[Task instructions]:
Without the pictures, give the entries below again exactly as written.

Entries from a dataset:
◇ ◇ ◇

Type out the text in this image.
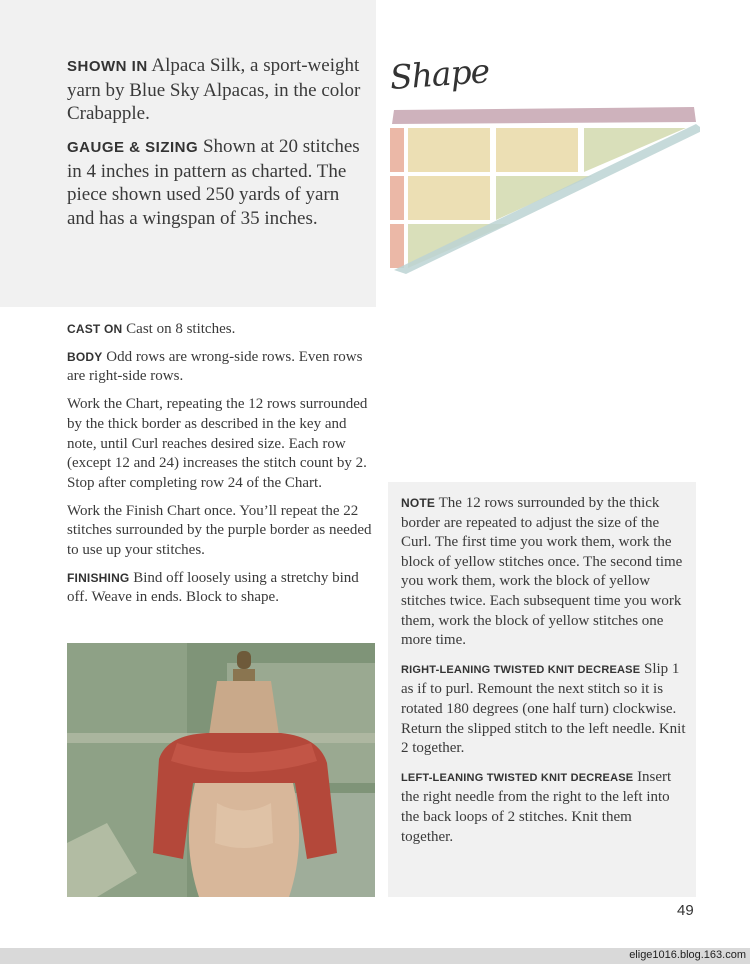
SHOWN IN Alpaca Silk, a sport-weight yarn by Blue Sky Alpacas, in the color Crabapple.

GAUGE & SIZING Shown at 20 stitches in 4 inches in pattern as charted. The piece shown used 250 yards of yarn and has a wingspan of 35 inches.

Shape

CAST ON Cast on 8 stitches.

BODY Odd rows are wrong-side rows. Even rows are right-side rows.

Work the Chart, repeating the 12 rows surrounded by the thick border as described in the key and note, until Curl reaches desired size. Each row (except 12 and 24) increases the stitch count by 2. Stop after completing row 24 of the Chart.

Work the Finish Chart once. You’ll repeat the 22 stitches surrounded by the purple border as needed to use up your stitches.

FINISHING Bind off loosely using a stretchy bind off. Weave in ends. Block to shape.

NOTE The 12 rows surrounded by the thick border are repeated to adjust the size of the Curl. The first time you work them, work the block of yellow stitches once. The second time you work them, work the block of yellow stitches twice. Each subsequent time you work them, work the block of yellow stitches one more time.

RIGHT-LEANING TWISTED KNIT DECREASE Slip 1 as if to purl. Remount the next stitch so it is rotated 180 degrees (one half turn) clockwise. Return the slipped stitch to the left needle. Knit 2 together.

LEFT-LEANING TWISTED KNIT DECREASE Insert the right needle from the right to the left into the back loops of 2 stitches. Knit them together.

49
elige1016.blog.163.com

◇ ◇ ◇

[Exercise response]:
Type out the text in this image.
SHOWN IN Alpaca Silk, a sport-weight yarn by Blue Sky Alpacas, in the color Crabapple.

GAUGE & SIZING Shown at 20 stitches in 4 inches in pattern as charted. The piece shown used 250 yards of yarn and has a wingspan of 35 inches.

Shape

CAST ON Cast on 8 stitches.

BODY Odd rows are wrong-side rows. Even rows are right-side rows.

Work the Chart, repeating the 12 rows surrounded by the thick border as described in the key and note, until Curl reaches desired size. Each row (except 12 and 24) increases the stitch count by 2. Stop after completing row 24 of the Chart.

Work the Finish Chart once. You’ll repeat the 22 stitches surrounded by the purple border as needed to use up your stitches.

FINISHING Bind off loosely using a stretchy bind off. Weave in ends. Block to shape.

NOTE The 12 rows surrounded by the thick border are repeated to adjust the size of the Curl. The first time you work them, work the block of yellow stitches once. The second time you work them, work the block of yellow stitches twice. Each subsequent time you work them, work the block of yellow stitches one more time.

RIGHT-LEANING TWISTED KNIT DECREASE Slip 1 as if to purl. Remount the next stitch so it is rotated 180 degrees (one half turn) clockwise. Return the slipped stitch to the left needle. Knit 2 together.

LEFT-LEANING TWISTED KNIT DECREASE Insert the right needle from the right to the left into the back loops of 2 stitches. Knit them together.

49
elige1016.blog.163.com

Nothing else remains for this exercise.